Exercise objective> Present the following data again exactly as it is shown.

# # # # #

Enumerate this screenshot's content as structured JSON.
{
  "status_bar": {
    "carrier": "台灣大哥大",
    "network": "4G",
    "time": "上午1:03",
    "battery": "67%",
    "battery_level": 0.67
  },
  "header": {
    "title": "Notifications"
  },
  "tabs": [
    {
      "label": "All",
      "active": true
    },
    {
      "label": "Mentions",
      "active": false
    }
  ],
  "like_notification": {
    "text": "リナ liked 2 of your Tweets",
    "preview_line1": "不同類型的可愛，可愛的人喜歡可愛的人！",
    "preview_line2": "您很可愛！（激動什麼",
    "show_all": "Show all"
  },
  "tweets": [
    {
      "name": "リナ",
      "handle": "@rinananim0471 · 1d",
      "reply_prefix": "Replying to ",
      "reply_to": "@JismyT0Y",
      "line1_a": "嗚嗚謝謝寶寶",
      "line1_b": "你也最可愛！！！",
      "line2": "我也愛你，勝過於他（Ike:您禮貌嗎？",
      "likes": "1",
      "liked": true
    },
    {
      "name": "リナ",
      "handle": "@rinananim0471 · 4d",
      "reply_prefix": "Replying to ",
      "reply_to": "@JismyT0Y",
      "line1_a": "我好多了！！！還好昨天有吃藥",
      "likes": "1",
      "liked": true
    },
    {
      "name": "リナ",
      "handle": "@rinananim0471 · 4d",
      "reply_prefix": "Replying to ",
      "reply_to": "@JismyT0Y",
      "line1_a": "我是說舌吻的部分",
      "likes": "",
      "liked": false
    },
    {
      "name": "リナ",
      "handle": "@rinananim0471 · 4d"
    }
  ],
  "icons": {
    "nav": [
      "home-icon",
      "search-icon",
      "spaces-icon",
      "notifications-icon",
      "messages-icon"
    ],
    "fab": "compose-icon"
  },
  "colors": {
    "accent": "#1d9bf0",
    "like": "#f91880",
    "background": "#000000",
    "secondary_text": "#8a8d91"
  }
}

# # # # #

Exercise result>
Enumerate this screenshot's content as structured JSON.
{
  "status_bar": {
    "carrier": "台灣大哥大",
    "network": "4G",
    "time": "上午1:03",
    "battery": "67%",
    "battery_level": 0.67
  },
  "header": {
    "title": "Notifications"
  },
  "tabs": [
    {
      "label": "All",
      "active": true
    },
    {
      "label": "Mentions",
      "active": false
    }
  ],
  "like_notification": {
    "text": "リナ liked 2 of your Tweets",
    "preview_line1": "不同類型的可愛，可愛的人喜歡可愛的人！",
    "preview_line2": "您很可愛！（激動什麼",
    "show_all": "Show all"
  },
  "tweets": [
    {
      "name": "リナ",
      "handle": "@rinananim0471 · 1d",
      "reply_prefix": "Replying to ",
      "reply_to": "@JismyT0Y",
      "line1_a": "嗚嗚謝謝寶寶",
      "line1_b": "你也最可愛！！！",
      "line2": "我也愛你，勝過於他（Ike:您禮貌嗎？",
      "likes": "1",
      "liked": true
    },
    {
      "name": "リナ",
      "handle": "@rinananim0471 · 4d",
      "reply_prefix": "Replying to ",
      "reply_to": "@JismyT0Y",
      "line1_a": "我好多了！！！還好昨天有吃藥",
      "likes": "1",
      "liked": true
    },
    {
      "name": "リナ",
      "handle": "@rinananim0471 · 4d",
      "reply_prefix": "Replying to ",
      "reply_to": "@JismyT0Y",
      "line1_a": "我是說舌吻的部分",
      "likes": "",
      "liked": false
    },
    {
      "name": "リナ",
      "handle": "@rinananim0471 · 4d"
    }
  ],
  "icons": {
    "nav": [
      "home-icon",
      "search-icon",
      "spaces-icon",
      "notifications-icon",
      "messages-icon"
    ],
    "fab": "compose-icon"
  },
  "colors": {
    "accent": "#1d9bf0",
    "like": "#f91880",
    "background": "#000000",
    "secondary_text": "#8a8d91"
  }
}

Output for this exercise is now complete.